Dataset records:
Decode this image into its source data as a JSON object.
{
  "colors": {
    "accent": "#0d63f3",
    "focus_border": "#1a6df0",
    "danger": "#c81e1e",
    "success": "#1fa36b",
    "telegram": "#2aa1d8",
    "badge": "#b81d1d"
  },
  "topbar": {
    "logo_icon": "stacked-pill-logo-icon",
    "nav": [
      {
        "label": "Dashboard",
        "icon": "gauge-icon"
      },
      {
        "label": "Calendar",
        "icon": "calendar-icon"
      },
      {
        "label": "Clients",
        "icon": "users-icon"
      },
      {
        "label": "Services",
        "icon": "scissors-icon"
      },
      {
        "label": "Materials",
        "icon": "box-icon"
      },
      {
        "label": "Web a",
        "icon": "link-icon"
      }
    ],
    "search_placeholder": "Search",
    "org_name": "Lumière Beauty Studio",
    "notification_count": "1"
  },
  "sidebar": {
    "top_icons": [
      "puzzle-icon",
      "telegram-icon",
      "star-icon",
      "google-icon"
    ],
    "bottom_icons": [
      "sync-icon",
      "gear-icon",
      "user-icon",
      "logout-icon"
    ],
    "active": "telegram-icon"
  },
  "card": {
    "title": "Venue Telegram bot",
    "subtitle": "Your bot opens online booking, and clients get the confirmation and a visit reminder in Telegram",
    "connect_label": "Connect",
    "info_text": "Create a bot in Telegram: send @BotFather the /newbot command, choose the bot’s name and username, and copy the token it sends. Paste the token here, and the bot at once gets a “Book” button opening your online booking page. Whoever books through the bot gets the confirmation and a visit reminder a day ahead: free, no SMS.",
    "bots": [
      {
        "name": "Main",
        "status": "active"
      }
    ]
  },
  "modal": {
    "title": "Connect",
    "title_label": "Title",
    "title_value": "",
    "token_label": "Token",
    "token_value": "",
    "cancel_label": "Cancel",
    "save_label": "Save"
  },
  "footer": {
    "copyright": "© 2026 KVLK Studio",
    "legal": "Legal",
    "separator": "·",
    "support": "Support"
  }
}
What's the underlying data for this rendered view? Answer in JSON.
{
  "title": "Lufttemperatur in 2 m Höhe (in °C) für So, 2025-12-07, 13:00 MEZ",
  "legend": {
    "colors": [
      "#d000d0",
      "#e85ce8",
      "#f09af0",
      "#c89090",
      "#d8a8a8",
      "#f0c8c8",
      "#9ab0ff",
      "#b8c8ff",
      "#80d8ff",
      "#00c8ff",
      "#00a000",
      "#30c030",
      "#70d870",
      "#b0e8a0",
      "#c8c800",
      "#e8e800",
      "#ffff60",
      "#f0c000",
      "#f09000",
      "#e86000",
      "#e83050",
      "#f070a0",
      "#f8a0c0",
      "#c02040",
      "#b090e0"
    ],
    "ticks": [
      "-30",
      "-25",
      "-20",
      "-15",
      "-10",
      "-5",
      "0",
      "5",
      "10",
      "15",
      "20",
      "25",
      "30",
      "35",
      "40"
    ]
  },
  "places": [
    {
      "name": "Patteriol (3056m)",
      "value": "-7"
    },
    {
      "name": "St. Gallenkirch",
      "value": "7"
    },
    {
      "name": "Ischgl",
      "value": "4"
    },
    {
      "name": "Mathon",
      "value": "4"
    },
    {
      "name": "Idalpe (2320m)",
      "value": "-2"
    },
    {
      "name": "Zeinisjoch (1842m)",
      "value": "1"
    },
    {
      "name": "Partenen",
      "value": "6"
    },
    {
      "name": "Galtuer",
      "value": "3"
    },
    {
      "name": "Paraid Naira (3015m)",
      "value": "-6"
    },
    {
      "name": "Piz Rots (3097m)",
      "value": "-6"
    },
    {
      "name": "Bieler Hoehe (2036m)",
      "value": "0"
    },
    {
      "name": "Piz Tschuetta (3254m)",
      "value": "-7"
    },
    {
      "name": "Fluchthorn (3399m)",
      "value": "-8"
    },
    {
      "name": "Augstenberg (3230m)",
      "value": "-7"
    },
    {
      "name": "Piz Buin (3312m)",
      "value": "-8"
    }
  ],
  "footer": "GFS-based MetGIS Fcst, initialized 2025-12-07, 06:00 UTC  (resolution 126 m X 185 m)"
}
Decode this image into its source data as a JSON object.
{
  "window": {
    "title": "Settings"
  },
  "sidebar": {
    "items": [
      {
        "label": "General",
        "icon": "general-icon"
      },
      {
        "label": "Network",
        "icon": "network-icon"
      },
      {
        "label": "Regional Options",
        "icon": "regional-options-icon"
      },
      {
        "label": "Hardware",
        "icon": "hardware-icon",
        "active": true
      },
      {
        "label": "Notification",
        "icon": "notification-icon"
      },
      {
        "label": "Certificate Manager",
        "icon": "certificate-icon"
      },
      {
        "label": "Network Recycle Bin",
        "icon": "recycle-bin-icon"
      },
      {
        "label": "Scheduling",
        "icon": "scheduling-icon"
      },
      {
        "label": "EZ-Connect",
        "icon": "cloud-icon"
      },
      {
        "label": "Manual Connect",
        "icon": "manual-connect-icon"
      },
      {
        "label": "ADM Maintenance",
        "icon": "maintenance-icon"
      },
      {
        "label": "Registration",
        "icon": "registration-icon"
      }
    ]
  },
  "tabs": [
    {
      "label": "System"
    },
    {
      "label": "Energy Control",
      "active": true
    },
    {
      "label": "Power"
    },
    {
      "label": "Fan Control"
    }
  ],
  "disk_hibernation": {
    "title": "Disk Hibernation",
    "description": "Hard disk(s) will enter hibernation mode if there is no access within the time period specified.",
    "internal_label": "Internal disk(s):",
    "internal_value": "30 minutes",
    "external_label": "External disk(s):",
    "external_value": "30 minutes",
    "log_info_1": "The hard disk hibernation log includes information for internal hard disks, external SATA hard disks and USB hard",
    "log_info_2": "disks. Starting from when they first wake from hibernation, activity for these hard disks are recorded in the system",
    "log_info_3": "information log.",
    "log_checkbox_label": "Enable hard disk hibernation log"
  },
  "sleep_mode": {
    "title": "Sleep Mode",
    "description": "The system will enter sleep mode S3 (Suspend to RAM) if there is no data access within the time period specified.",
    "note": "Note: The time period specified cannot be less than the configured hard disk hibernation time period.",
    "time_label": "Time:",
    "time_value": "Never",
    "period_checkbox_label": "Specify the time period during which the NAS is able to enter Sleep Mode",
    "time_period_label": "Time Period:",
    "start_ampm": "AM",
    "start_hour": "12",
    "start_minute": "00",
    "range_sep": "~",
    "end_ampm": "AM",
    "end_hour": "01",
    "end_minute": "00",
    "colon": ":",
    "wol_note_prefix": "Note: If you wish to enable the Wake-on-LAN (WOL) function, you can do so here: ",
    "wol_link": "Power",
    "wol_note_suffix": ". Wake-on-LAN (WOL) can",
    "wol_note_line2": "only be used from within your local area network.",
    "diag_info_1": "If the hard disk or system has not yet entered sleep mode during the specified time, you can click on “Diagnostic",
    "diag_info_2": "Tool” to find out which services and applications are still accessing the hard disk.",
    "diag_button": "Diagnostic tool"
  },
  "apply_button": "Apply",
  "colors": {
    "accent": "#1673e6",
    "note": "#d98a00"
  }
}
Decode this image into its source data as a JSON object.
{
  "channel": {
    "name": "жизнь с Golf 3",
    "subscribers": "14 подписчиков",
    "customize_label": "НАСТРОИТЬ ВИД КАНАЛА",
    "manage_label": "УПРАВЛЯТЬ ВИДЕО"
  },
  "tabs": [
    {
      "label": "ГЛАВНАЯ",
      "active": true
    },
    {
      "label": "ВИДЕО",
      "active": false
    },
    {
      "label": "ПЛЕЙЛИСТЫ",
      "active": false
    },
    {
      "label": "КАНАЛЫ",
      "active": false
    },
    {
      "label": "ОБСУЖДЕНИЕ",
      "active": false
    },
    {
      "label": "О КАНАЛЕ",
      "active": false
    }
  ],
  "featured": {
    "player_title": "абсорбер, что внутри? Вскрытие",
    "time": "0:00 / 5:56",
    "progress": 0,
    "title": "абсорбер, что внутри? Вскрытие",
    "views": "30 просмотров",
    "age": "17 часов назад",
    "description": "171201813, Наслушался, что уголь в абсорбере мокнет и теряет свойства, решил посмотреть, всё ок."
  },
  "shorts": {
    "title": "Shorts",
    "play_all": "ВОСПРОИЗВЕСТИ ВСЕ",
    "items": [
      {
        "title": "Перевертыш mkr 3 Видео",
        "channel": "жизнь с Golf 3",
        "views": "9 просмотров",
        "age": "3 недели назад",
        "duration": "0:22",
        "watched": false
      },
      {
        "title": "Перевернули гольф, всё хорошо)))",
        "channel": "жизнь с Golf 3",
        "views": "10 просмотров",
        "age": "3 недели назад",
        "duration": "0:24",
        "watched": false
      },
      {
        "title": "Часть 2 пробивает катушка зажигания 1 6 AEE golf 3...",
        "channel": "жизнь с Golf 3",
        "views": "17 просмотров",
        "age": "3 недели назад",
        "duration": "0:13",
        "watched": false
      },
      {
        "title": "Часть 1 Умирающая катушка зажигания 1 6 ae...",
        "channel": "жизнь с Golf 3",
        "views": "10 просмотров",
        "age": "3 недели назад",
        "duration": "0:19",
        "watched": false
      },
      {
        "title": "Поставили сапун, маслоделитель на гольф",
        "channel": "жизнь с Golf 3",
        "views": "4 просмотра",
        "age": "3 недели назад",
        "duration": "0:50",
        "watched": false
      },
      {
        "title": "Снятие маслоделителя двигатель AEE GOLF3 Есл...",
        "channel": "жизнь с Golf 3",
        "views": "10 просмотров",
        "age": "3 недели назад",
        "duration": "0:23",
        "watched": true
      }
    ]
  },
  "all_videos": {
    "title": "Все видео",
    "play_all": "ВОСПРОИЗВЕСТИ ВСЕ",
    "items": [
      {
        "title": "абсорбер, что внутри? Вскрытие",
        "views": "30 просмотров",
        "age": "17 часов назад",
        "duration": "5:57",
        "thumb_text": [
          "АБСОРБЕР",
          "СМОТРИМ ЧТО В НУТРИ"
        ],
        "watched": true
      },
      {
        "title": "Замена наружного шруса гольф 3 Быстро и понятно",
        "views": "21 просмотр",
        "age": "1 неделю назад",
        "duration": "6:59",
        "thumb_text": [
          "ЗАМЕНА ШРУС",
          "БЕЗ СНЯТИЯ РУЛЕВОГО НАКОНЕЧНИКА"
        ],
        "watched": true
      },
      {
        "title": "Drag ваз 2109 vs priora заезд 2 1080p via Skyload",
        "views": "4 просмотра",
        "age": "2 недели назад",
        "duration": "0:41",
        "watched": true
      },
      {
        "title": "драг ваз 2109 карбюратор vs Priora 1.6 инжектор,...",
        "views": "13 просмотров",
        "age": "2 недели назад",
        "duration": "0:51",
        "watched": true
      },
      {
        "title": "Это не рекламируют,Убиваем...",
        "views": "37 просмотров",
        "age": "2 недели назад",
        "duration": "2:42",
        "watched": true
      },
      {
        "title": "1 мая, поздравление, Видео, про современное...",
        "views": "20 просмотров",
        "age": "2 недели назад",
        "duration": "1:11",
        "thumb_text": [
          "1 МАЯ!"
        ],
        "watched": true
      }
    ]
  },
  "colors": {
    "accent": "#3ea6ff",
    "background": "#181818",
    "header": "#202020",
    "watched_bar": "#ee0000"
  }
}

## What is required:
Pick out all lines from the data above in which the word "duration" appears.

## Task response:
        "duration": "0:22",
        "duration": "0:24",
        "duration": "0:13",
        "duration": "0:19",
        "duration": "0:50",
        "duration": "0:23",
        "duration": "5:57",
        "duration": "6:59",
        "duration": "0:41",
        "duration": "0:51",
        "duration": "2:42",
        "duration": "1:11",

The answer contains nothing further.